◆ Work required:
Check each line of the listing, and copy it if it contains the word "online".

Dataset items:
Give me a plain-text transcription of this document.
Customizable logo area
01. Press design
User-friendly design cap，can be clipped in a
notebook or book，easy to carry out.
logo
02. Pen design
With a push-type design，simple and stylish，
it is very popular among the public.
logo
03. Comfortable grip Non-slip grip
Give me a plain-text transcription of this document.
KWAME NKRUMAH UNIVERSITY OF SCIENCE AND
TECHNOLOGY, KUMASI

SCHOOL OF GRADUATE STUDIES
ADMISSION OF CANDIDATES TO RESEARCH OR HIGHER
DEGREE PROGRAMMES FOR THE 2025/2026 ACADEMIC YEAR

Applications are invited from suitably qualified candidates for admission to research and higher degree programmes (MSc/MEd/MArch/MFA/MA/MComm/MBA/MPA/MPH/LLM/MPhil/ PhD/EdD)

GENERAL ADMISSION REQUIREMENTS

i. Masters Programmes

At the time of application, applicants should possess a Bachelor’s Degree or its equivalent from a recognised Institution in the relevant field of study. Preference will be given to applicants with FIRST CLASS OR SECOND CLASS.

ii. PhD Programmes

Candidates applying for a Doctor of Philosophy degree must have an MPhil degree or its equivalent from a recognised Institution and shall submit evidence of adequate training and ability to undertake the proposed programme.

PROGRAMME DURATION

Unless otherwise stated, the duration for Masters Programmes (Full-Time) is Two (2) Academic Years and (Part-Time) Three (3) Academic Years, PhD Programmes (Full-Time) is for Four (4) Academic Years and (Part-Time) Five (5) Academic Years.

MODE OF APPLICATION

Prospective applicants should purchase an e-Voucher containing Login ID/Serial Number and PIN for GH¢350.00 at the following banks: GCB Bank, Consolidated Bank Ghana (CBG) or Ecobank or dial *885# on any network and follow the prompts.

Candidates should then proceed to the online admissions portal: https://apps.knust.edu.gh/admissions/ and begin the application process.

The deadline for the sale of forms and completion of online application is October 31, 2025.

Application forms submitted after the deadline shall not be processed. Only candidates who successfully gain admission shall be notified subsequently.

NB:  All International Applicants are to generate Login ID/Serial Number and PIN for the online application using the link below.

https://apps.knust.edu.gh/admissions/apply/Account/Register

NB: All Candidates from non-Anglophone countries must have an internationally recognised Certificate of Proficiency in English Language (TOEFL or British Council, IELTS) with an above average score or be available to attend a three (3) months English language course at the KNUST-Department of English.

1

==

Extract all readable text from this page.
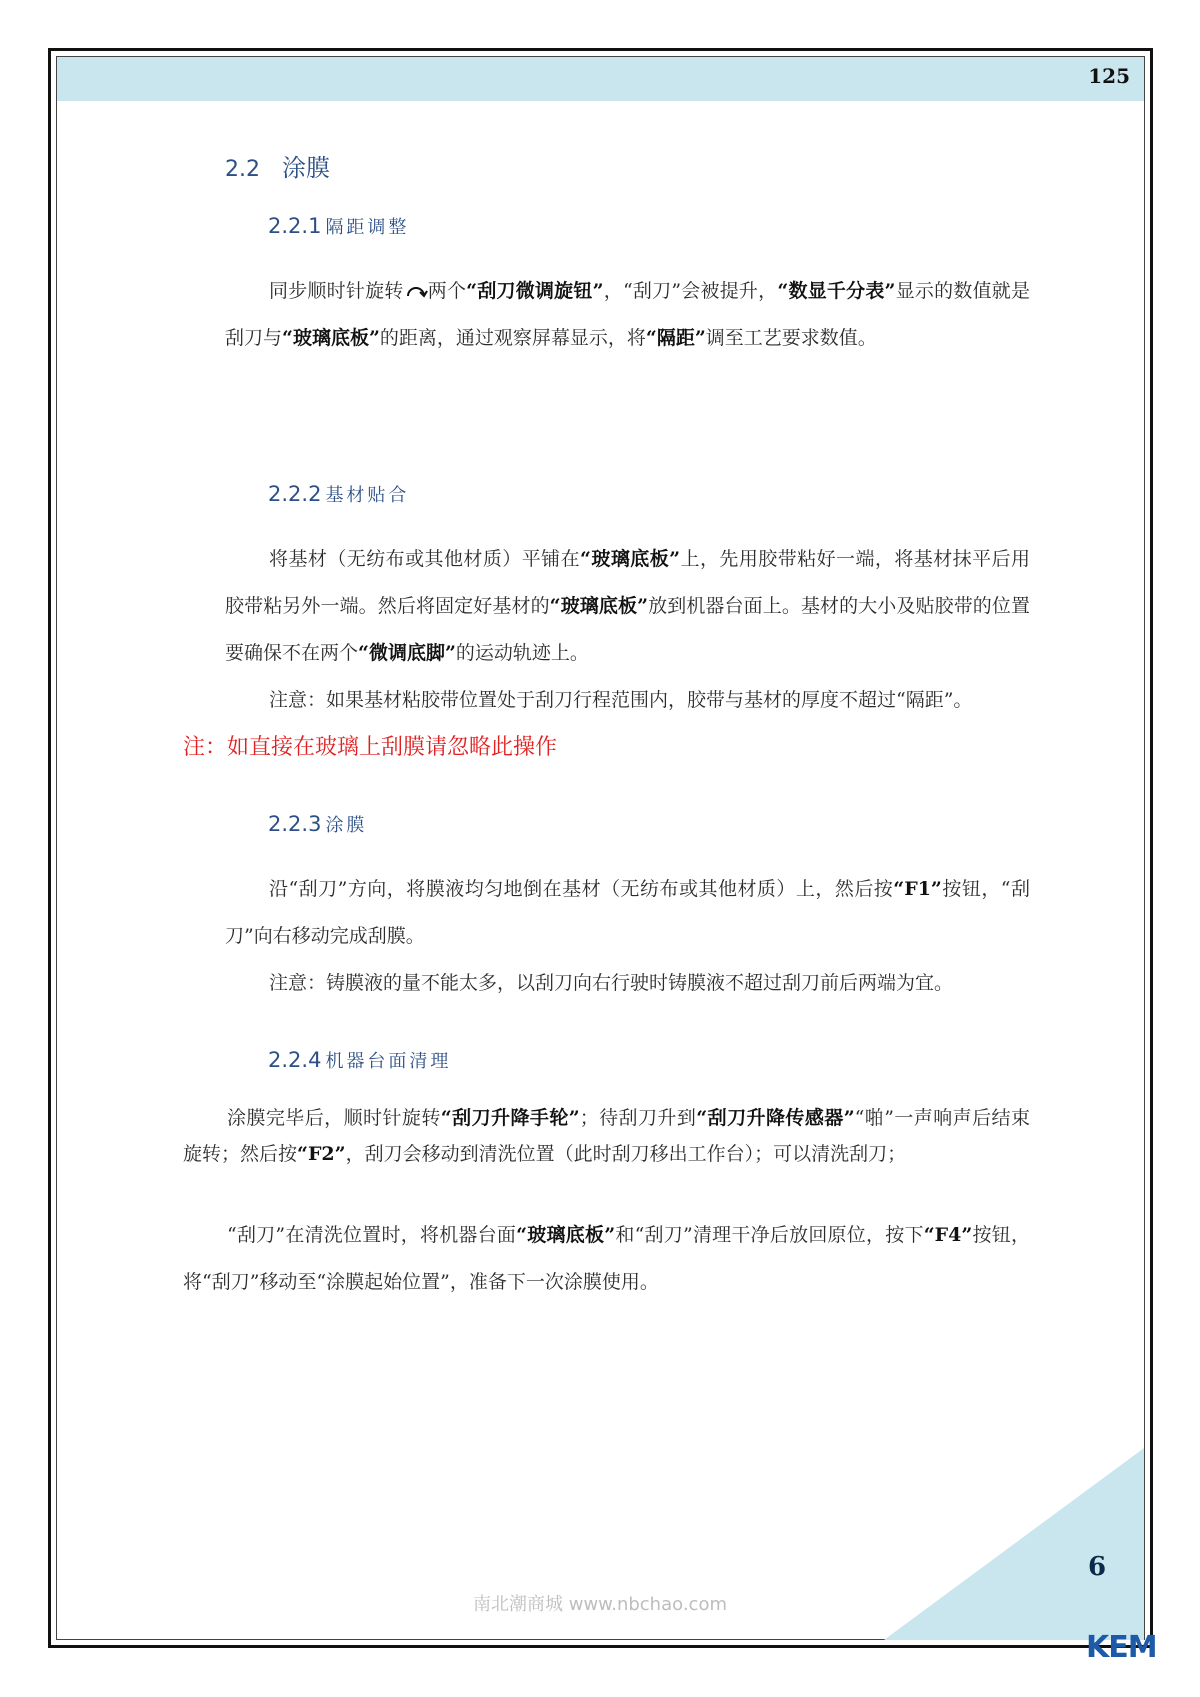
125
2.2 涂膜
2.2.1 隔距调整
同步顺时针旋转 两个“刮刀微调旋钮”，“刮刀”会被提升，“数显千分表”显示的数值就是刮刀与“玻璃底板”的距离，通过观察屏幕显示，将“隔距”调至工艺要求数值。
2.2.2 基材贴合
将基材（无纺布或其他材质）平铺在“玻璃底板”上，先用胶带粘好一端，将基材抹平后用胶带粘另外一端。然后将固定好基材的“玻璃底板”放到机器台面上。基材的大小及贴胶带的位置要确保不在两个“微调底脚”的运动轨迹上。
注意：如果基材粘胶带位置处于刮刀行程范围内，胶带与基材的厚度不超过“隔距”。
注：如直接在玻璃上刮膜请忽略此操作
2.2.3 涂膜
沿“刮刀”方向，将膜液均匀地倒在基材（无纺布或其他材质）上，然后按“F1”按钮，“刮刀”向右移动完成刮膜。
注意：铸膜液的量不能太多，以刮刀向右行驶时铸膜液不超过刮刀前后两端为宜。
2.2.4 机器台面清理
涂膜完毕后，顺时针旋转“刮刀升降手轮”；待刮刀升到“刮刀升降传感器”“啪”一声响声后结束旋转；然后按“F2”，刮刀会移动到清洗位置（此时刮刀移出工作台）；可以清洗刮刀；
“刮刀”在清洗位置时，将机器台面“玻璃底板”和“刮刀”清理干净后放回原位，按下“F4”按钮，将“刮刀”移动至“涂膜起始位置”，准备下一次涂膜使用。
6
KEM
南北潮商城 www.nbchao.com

...

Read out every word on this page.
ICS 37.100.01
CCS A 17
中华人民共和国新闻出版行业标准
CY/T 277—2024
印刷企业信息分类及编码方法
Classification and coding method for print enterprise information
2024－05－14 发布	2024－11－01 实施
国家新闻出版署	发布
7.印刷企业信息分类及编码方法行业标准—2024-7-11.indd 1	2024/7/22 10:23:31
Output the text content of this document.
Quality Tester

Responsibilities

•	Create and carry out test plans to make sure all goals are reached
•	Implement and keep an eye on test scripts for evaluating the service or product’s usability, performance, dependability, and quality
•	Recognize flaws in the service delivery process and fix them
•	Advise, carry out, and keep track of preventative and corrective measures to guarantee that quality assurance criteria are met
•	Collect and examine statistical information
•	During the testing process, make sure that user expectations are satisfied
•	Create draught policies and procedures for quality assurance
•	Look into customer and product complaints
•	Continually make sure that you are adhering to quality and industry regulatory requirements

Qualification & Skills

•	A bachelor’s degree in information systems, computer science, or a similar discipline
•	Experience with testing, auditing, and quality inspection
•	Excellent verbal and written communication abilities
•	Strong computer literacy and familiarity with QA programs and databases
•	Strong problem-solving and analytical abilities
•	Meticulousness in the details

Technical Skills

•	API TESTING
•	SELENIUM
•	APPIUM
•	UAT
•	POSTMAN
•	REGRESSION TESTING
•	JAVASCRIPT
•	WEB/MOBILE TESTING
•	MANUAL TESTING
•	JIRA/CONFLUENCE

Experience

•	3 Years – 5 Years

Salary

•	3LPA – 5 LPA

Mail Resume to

◆ Correct answer:
Candidates should then proceed to the online admissions portal: https://apps.knust.edu.gh/admissions/ and begin the application process.
The deadline for the sale of forms and completion of online application is October 31, 2025.
NB:  All International Applicants are to generate Login ID/Serial Number and PIN for the online application using the link below.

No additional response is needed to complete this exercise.